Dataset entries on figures
------------
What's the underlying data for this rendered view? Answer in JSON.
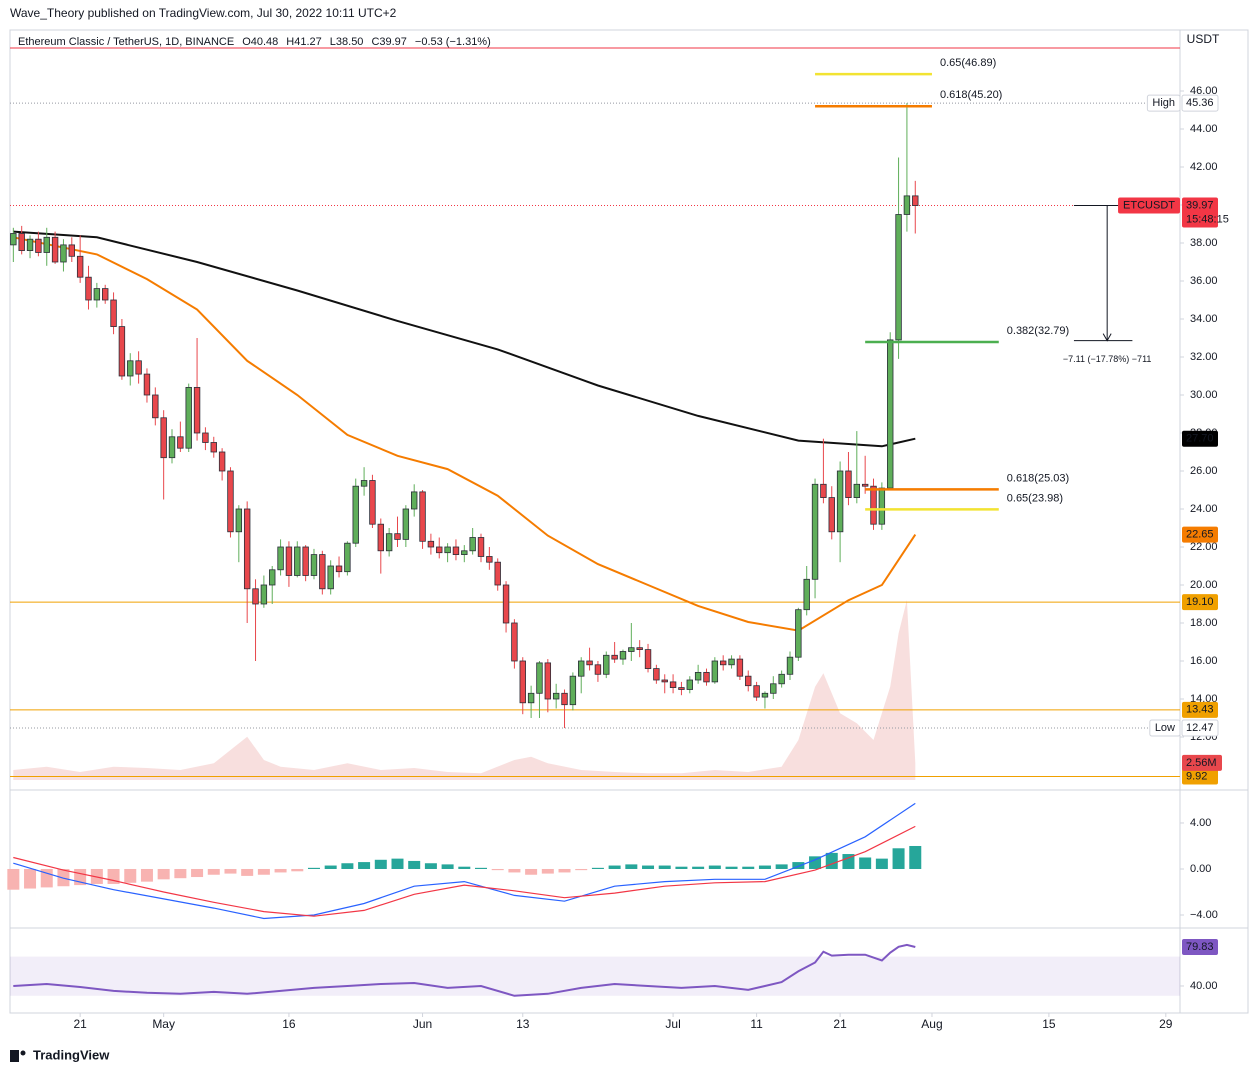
{
  "chart_data": {
    "type": "candlestick",
    "header": "Wave_Theory published on TradingView.com, Jul 30, 2022 10:11 UTC+2",
    "title": "Ethereum Classic / TetherUS, 1D, BINANCE",
    "ohlc_legend": [
      "O40.48",
      "H41.27",
      "L38.50",
      "C39.97",
      "−0.53 (−1.31%)"
    ],
    "currency": "USDT",
    "brand": "TradingView",
    "grid": false,
    "xlim": [
      -0.4,
      139.7
    ],
    "xticks": [
      {
        "value": 8,
        "label": "21"
      },
      {
        "value": 18,
        "label": "May"
      },
      {
        "value": 33,
        "label": "16"
      },
      {
        "value": 49,
        "label": "Jun"
      },
      {
        "value": 61,
        "label": "13"
      },
      {
        "value": 79,
        "label": "Jul"
      },
      {
        "value": 89,
        "label": "11"
      },
      {
        "value": 99,
        "label": "21"
      },
      {
        "value": 110,
        "label": "Aug"
      },
      {
        "value": 124,
        "label": "15"
      },
      {
        "value": 138,
        "label": "29"
      }
    ],
    "ylim": [
      9.21,
      49.21
    ],
    "yticks": [
      {
        "value": 12,
        "label": "12.00"
      },
      {
        "value": 14,
        "label": "14.00"
      },
      {
        "value": 16,
        "label": "16.00"
      },
      {
        "value": 18,
        "label": "18.00"
      },
      {
        "value": 20,
        "label": "20.00"
      },
      {
        "value": 22,
        "label": "22.00"
      },
      {
        "value": 24,
        "label": "24.00"
      },
      {
        "value": 26,
        "label": "26.00"
      },
      {
        "value": 28,
        "label": "28.00"
      },
      {
        "value": 30,
        "label": "30.00"
      },
      {
        "value": 32,
        "label": "32.00"
      },
      {
        "value": 34,
        "label": "34.00"
      },
      {
        "value": 36,
        "label": "36.00"
      },
      {
        "value": 38,
        "label": "38.00"
      },
      {
        "value": 40,
        "label": "40.00"
      },
      {
        "value": 42,
        "label": "42.00"
      },
      {
        "value": 44,
        "label": "44.00"
      },
      {
        "value": 46,
        "label": "46.00"
      }
    ],
    "up_color": "#5fae5a",
    "down_color": "#e8474c",
    "candles": [
      [
        37.9,
        38.8,
        37.0,
        38.5
      ],
      [
        38.5,
        38.9,
        37.4,
        37.6
      ],
      [
        37.6,
        38.4,
        37.2,
        38.2
      ],
      [
        38.2,
        38.6,
        37.3,
        37.5
      ],
      [
        37.5,
        38.8,
        36.8,
        38.3
      ],
      [
        38.3,
        38.6,
        36.9,
        37.0
      ],
      [
        37.0,
        38.2,
        36.5,
        37.9
      ],
      [
        37.9,
        38.3,
        37.0,
        37.3
      ],
      [
        37.3,
        38.4,
        35.9,
        36.2
      ],
      [
        36.2,
        36.8,
        34.5,
        35.0
      ],
      [
        35.0,
        35.9,
        34.6,
        35.6
      ],
      [
        35.6,
        35.8,
        34.8,
        35.0
      ],
      [
        35.0,
        35.4,
        33.2,
        33.6
      ],
      [
        33.6,
        34.0,
        30.8,
        31.0
      ],
      [
        31.0,
        32.2,
        30.5,
        31.8
      ],
      [
        31.8,
        32.3,
        30.6,
        31.1
      ],
      [
        31.1,
        31.4,
        29.6,
        30.0
      ],
      [
        30.0,
        30.4,
        28.4,
        28.8
      ],
      [
        28.8,
        29.2,
        24.5,
        26.7
      ],
      [
        26.7,
        28.2,
        26.4,
        27.8
      ],
      [
        27.8,
        28.6,
        27.0,
        27.2
      ],
      [
        27.2,
        30.6,
        27.0,
        30.4
      ],
      [
        30.4,
        33.0,
        27.6,
        28.0
      ],
      [
        28.0,
        28.3,
        27.1,
        27.5
      ],
      [
        27.5,
        27.8,
        26.7,
        27.0
      ],
      [
        27.0,
        27.2,
        25.5,
        26.0
      ],
      [
        26.0,
        26.2,
        22.5,
        22.8
      ],
      [
        22.8,
        24.2,
        21.2,
        24.0
      ],
      [
        24.0,
        24.4,
        18.0,
        19.8
      ],
      [
        19.8,
        20.3,
        16.0,
        19.0
      ],
      [
        19.0,
        20.5,
        18.8,
        20.0
      ],
      [
        20.0,
        21.0,
        19.0,
        20.8
      ],
      [
        20.8,
        22.4,
        20.5,
        22.0
      ],
      [
        22.0,
        22.3,
        19.9,
        20.5
      ],
      [
        20.5,
        22.3,
        20.4,
        22.0
      ],
      [
        22.0,
        22.1,
        20.2,
        20.5
      ],
      [
        20.5,
        21.9,
        20.3,
        21.6
      ],
      [
        21.6,
        21.8,
        19.5,
        19.8
      ],
      [
        19.8,
        21.3,
        19.5,
        21.0
      ],
      [
        21.0,
        21.5,
        20.4,
        20.7
      ],
      [
        20.7,
        22.3,
        20.5,
        22.2
      ],
      [
        22.2,
        25.6,
        22.0,
        25.2
      ],
      [
        25.2,
        26.2,
        24.7,
        25.5
      ],
      [
        25.5,
        25.8,
        23.0,
        23.2
      ],
      [
        23.2,
        23.5,
        20.6,
        21.8
      ],
      [
        21.8,
        23.0,
        21.5,
        22.7
      ],
      [
        22.7,
        23.6,
        22.0,
        22.4
      ],
      [
        22.4,
        24.2,
        22.0,
        24.0
      ],
      [
        24.0,
        25.3,
        23.6,
        24.9
      ],
      [
        24.9,
        25.0,
        21.9,
        22.3
      ],
      [
        22.3,
        22.7,
        21.6,
        22.0
      ],
      [
        22.0,
        22.5,
        21.4,
        21.7
      ],
      [
        21.7,
        22.2,
        21.2,
        22.0
      ],
      [
        22.0,
        22.4,
        21.3,
        21.6
      ],
      [
        21.6,
        22.1,
        21.2,
        21.8
      ],
      [
        21.8,
        23.0,
        21.6,
        22.5
      ],
      [
        22.5,
        22.7,
        21.2,
        21.5
      ],
      [
        21.5,
        22.0,
        20.8,
        21.2
      ],
      [
        21.2,
        21.4,
        19.7,
        20.0
      ],
      [
        20.0,
        20.2,
        17.5,
        18.0
      ],
      [
        18.0,
        18.2,
        15.6,
        16.0
      ],
      [
        16.0,
        16.2,
        13.2,
        13.8
      ],
      [
        13.8,
        14.7,
        13.0,
        14.3
      ],
      [
        14.3,
        16.0,
        13.0,
        15.9
      ],
      [
        15.9,
        16.1,
        13.3,
        14.0
      ],
      [
        14.0,
        14.8,
        13.5,
        14.3
      ],
      [
        14.3,
        14.5,
        12.47,
        13.7
      ],
      [
        13.7,
        15.4,
        13.4,
        15.2
      ],
      [
        15.2,
        16.2,
        14.3,
        16.0
      ],
      [
        16.0,
        16.7,
        15.5,
        15.8
      ],
      [
        15.8,
        16.0,
        14.9,
        15.3
      ],
      [
        15.3,
        16.5,
        15.1,
        16.3
      ],
      [
        16.3,
        17.0,
        15.9,
        16.1
      ],
      [
        16.1,
        16.6,
        15.8,
        16.5
      ],
      [
        16.5,
        18.0,
        16.0,
        16.7
      ],
      [
        16.7,
        17.1,
        16.2,
        16.6
      ],
      [
        16.6,
        16.9,
        15.4,
        15.6
      ],
      [
        15.6,
        15.8,
        14.8,
        15.0
      ],
      [
        15.0,
        15.3,
        14.3,
        14.9
      ],
      [
        14.9,
        15.3,
        14.3,
        14.6
      ],
      [
        14.6,
        14.9,
        14.2,
        14.5
      ],
      [
        14.5,
        15.2,
        14.3,
        15.0
      ],
      [
        15.0,
        15.8,
        14.8,
        15.4
      ],
      [
        15.4,
        15.6,
        14.7,
        14.9
      ],
      [
        14.9,
        16.2,
        14.8,
        16.0
      ],
      [
        16.0,
        16.3,
        15.5,
        15.8
      ],
      [
        15.8,
        16.3,
        15.6,
        16.1
      ],
      [
        16.1,
        16.3,
        15.0,
        15.2
      ],
      [
        15.2,
        15.5,
        14.4,
        14.7
      ],
      [
        14.7,
        14.9,
        13.9,
        14.1
      ],
      [
        14.1,
        14.4,
        13.5,
        14.3
      ],
      [
        14.3,
        15.2,
        14.0,
        14.8
      ],
      [
        14.8,
        15.5,
        14.6,
        15.3
      ],
      [
        15.3,
        16.5,
        15.0,
        16.2
      ],
      [
        16.2,
        18.8,
        16.0,
        18.7
      ],
      [
        18.7,
        21.0,
        18.4,
        20.3
      ],
      [
        20.3,
        25.6,
        19.3,
        25.3
      ],
      [
        25.3,
        27.7,
        24.3,
        24.6
      ],
      [
        24.6,
        25.2,
        22.4,
        22.8
      ],
      [
        22.8,
        26.5,
        21.2,
        26.0
      ],
      [
        26.0,
        27.0,
        24.2,
        24.6
      ],
      [
        24.6,
        28.1,
        24.3,
        25.3
      ],
      [
        25.3,
        26.8,
        24.8,
        25.2
      ],
      [
        25.2,
        25.6,
        22.9,
        23.2
      ],
      [
        23.2,
        25.4,
        22.9,
        25.1
      ],
      [
        25.1,
        33.3,
        25.0,
        32.9
      ],
      [
        32.9,
        42.5,
        31.9,
        39.5
      ],
      [
        39.5,
        45.36,
        38.6,
        40.48
      ],
      [
        40.48,
        41.27,
        38.5,
        39.97
      ]
    ],
    "moving_averages": [
      {
        "color": "#111111",
        "x": [
          0,
          10,
          22,
          34,
          46,
          58,
          70,
          82,
          94,
          104,
          108
        ],
        "values": [
          38.6,
          38.3,
          37.0,
          35.5,
          33.9,
          32.4,
          30.5,
          28.9,
          27.6,
          27.3,
          27.7
        ]
      },
      {
        "color": "#f57c00",
        "x": [
          0,
          10,
          16,
          22,
          28,
          34,
          40,
          46,
          52,
          58,
          64,
          70,
          76,
          82,
          88,
          94,
          100,
          104,
          108
        ],
        "values": [
          38.3,
          37.4,
          36.1,
          34.5,
          31.8,
          30.0,
          27.9,
          26.8,
          26.1,
          24.7,
          22.6,
          21.1,
          20.0,
          18.9,
          18.05,
          17.6,
          19.2,
          20.0,
          22.65
        ]
      }
    ],
    "volume": {
      "color": "#f3c9c8",
      "ylim": [
        0,
        30
      ],
      "last_label": "2.56M",
      "x": [
        0,
        4,
        8,
        12,
        16,
        20,
        24,
        26,
        28,
        30,
        32,
        36,
        40,
        44,
        48,
        52,
        56,
        60,
        62,
        64,
        68,
        72,
        76,
        80,
        84,
        88,
        92,
        94,
        96,
        97,
        99,
        101,
        103,
        105,
        106,
        107,
        108
      ],
      "values": [
        1.5,
        2.0,
        1.2,
        2.0,
        1.8,
        1.5,
        2.5,
        4.5,
        6.5,
        3.0,
        2.0,
        1.5,
        2.5,
        1.5,
        1.8,
        1.2,
        1.0,
        3.0,
        3.5,
        2.5,
        1.5,
        1.2,
        1.0,
        1.0,
        1.5,
        1.2,
        2.0,
        6.0,
        14.0,
        16.0,
        10.0,
        8.5,
        6.0,
        14.0,
        22.0,
        27.0,
        2.56
      ]
    },
    "alert_line": {
      "value": 48.26,
      "color": "#f23645"
    },
    "badges": [
      {
        "value": 45.36,
        "label": "45.36",
        "tag": "High",
        "bg": "#ffffff",
        "fg": "#131722",
        "line": "dotted"
      },
      {
        "value": 39.97,
        "label": "39.97",
        "tag": "ETCUSDT",
        "sub": "15:48:15",
        "bg": "#f23645",
        "fg": "#ffffff",
        "line": "dotted"
      },
      {
        "value": 27.7,
        "label": "27.70",
        "bg": "#000000",
        "fg": "#ffffff"
      },
      {
        "value": 22.65,
        "label": "22.65",
        "bg": "#f57c00",
        "fg": "#ffffff"
      },
      {
        "value": 19.1,
        "label": "19.10",
        "bg": "#f0a000",
        "fg": "#131722",
        "line": "solid"
      },
      {
        "value": 13.43,
        "label": "13.43",
        "bg": "#f0a000",
        "fg": "#131722",
        "line": "solid"
      },
      {
        "value": 12.47,
        "label": "12.47",
        "tag": "Low",
        "bg": "#ffffff",
        "fg": "#131722",
        "line": "dotted"
      },
      {
        "value": 9.92,
        "label": "9.92",
        "bg": "#f0a000",
        "fg": "#131722",
        "line": "solid"
      }
    ],
    "fibs": [
      {
        "label": "0.65(46.89)",
        "value": 46.89,
        "x0": 96,
        "x1": 110,
        "color": "#f2e332"
      },
      {
        "label": "0.618(45.20)",
        "value": 45.2,
        "x0": 96,
        "x1": 110,
        "color": "#f57c00"
      },
      {
        "label": "0.382(32.79)",
        "value": 32.79,
        "x0": 102,
        "x1": 118,
        "color": "#4caf50"
      },
      {
        "label": "0.618(25.03)",
        "value": 25.03,
        "x0": 102,
        "x1": 118,
        "color": "#f57c00"
      },
      {
        "label": "0.65(23.98)",
        "value": 23.98,
        "x0": 102,
        "x1": 118,
        "color": "#f2e332"
      }
    ],
    "measure": {
      "label": "−7.11 (−17.78%) −711",
      "from": 39.97,
      "to": 32.86,
      "x0": 127,
      "x1": 134
    },
    "macd": {
      "ylim": [
        -5.13,
        6.78
      ],
      "yticks": [
        {
          "value": -4,
          "label": "−4.00"
        },
        {
          "value": 0,
          "label": "0.00"
        },
        {
          "value": 4,
          "label": "4.00"
        }
      ],
      "up_color": "#26a69a",
      "down_color": "#f8b3b1",
      "histogram": {
        "x": [
          0,
          2,
          4,
          6,
          8,
          10,
          12,
          14,
          16,
          18,
          20,
          22,
          24,
          26,
          28,
          30,
          32,
          34,
          36,
          38,
          40,
          42,
          44,
          46,
          48,
          50,
          52,
          54,
          56,
          58,
          60,
          62,
          64,
          66,
          68,
          70,
          72,
          74,
          76,
          78,
          80,
          82,
          84,
          86,
          88,
          90,
          92,
          94,
          96,
          98,
          100,
          102,
          104,
          106,
          108
        ],
        "values": [
          -1.8,
          -1.7,
          -1.6,
          -1.5,
          -1.4,
          -1.3,
          -1.3,
          -1.2,
          -1.1,
          -0.9,
          -0.8,
          -0.7,
          -0.5,
          -0.4,
          -0.6,
          -0.5,
          -0.3,
          -0.2,
          0.1,
          0.3,
          0.5,
          0.6,
          0.8,
          0.9,
          0.7,
          0.5,
          0.4,
          0.2,
          0.1,
          -0.1,
          -0.3,
          -0.5,
          -0.4,
          -0.3,
          -0.1,
          0.1,
          0.3,
          0.4,
          0.3,
          0.3,
          0.2,
          0.2,
          0.3,
          0.2,
          0.2,
          0.3,
          0.4,
          0.6,
          1.1,
          1.4,
          1.3,
          1.0,
          0.9,
          1.8,
          2.0
        ]
      },
      "lines": [
        {
          "color": "#2962ff",
          "x": [
            0,
            6,
            12,
            18,
            24,
            30,
            36,
            42,
            48,
            54,
            60,
            66,
            72,
            78,
            84,
            90,
            96,
            102,
            108
          ],
          "values": [
            0.5,
            -0.8,
            -1.8,
            -2.6,
            -3.4,
            -4.3,
            -4.0,
            -3.0,
            -1.5,
            -1.1,
            -2.3,
            -2.8,
            -1.5,
            -1.1,
            -0.9,
            -0.9,
            0.8,
            2.8,
            5.7
          ]
        },
        {
          "color": "#f23645",
          "x": [
            0,
            6,
            12,
            18,
            24,
            30,
            36,
            42,
            48,
            54,
            60,
            66,
            72,
            78,
            84,
            90,
            96,
            102,
            108
          ],
          "values": [
            1.0,
            -0.1,
            -1.0,
            -2.0,
            -2.9,
            -3.7,
            -4.1,
            -3.6,
            -2.2,
            -1.4,
            -1.9,
            -2.5,
            -2.1,
            -1.5,
            -1.2,
            -1.1,
            -0.1,
            1.5,
            3.7
          ]
        }
      ]
    },
    "rsi": {
      "ylim": [
        12.4,
        98.2
      ],
      "yticks": [
        {
          "value": 40,
          "label": "40.00"
        }
      ],
      "band": [
        30,
        70
      ],
      "color": "#7e57c2",
      "x": [
        0,
        4,
        8,
        12,
        16,
        20,
        24,
        28,
        32,
        36,
        40,
        44,
        48,
        52,
        56,
        60,
        64,
        68,
        72,
        76,
        80,
        84,
        88,
        92,
        94,
        96,
        97,
        98,
        100,
        102,
        104,
        105,
        106,
        107,
        108
      ],
      "values": [
        40,
        42,
        39,
        35,
        33,
        32,
        34,
        32,
        35,
        38,
        40,
        42,
        43,
        38,
        40,
        30,
        32,
        38,
        42,
        40,
        38,
        40,
        36,
        44,
        55,
        64,
        75,
        71,
        72,
        72,
        66,
        74,
        80,
        82,
        79.83
      ]
    }
  }
}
------------
# [Exercise directions]
Note how many lines in the listing above hold the string "TradingView", then give only that figure.

# [Result of this exercise]
2